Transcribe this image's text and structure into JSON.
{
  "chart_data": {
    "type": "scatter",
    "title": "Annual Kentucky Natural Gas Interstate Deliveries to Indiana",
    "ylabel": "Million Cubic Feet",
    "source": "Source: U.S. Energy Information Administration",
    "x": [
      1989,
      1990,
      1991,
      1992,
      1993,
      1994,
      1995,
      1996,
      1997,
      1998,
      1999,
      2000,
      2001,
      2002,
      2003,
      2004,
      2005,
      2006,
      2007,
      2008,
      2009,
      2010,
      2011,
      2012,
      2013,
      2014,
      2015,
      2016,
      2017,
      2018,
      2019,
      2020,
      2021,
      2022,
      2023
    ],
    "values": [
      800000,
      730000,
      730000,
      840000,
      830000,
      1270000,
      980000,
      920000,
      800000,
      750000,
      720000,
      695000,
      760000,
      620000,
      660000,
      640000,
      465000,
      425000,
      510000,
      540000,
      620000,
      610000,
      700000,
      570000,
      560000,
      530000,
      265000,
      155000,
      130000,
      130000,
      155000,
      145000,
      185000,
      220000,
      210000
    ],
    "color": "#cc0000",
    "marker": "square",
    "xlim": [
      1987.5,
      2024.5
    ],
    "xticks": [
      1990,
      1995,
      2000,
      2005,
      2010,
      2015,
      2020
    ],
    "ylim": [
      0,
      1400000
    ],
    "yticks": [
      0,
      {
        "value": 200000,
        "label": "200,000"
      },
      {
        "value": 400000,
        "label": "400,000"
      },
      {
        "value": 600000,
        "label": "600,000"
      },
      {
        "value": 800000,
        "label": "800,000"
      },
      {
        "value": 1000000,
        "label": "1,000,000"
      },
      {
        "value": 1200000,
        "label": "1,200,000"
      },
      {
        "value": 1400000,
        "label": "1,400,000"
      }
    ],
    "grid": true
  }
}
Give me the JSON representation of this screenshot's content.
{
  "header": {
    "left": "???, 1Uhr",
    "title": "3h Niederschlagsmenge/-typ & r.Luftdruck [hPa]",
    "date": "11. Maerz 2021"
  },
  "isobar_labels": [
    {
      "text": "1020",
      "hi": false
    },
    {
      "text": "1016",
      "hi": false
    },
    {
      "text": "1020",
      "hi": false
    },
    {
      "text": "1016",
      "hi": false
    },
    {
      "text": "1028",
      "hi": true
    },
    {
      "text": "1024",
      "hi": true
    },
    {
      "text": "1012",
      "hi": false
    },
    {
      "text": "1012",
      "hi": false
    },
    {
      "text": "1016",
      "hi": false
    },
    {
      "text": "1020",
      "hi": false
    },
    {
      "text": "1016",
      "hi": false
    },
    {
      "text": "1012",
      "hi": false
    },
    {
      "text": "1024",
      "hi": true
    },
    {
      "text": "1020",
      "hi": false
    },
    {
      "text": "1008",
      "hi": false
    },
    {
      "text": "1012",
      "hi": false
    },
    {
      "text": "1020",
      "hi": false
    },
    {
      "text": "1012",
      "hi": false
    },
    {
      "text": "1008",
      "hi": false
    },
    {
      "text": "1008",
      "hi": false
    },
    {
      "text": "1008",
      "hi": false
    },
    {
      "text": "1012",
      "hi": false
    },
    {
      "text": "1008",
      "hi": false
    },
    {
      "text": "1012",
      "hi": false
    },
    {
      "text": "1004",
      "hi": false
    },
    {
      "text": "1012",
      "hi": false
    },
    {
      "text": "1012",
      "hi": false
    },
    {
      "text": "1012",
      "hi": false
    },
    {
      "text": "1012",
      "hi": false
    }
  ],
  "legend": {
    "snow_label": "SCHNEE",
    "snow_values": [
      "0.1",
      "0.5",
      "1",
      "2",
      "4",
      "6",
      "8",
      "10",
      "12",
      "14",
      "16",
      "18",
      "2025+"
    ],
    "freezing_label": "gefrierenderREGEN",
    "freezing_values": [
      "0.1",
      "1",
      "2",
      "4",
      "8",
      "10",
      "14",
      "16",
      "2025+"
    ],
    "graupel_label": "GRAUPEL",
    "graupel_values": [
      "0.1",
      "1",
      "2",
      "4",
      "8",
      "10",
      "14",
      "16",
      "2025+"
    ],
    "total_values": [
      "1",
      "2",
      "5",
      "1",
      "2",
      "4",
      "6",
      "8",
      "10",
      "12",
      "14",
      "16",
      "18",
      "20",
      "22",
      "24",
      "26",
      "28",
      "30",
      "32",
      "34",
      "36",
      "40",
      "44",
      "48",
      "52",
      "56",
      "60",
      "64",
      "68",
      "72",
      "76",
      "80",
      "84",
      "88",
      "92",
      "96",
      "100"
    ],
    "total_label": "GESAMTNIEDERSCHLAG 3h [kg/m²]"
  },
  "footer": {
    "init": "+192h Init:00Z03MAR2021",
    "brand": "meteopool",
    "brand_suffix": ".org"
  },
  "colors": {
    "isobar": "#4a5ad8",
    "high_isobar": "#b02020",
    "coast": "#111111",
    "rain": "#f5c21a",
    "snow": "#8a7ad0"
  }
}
○ ○ ○ ○ ○ ○ ○
■ What to do: Pick each line holding the word "this" out of the data and copy it.

■ Answer in full:
Transcribe this image's text and structure into JSON.
Give me the JSON representation of this screenshot's content.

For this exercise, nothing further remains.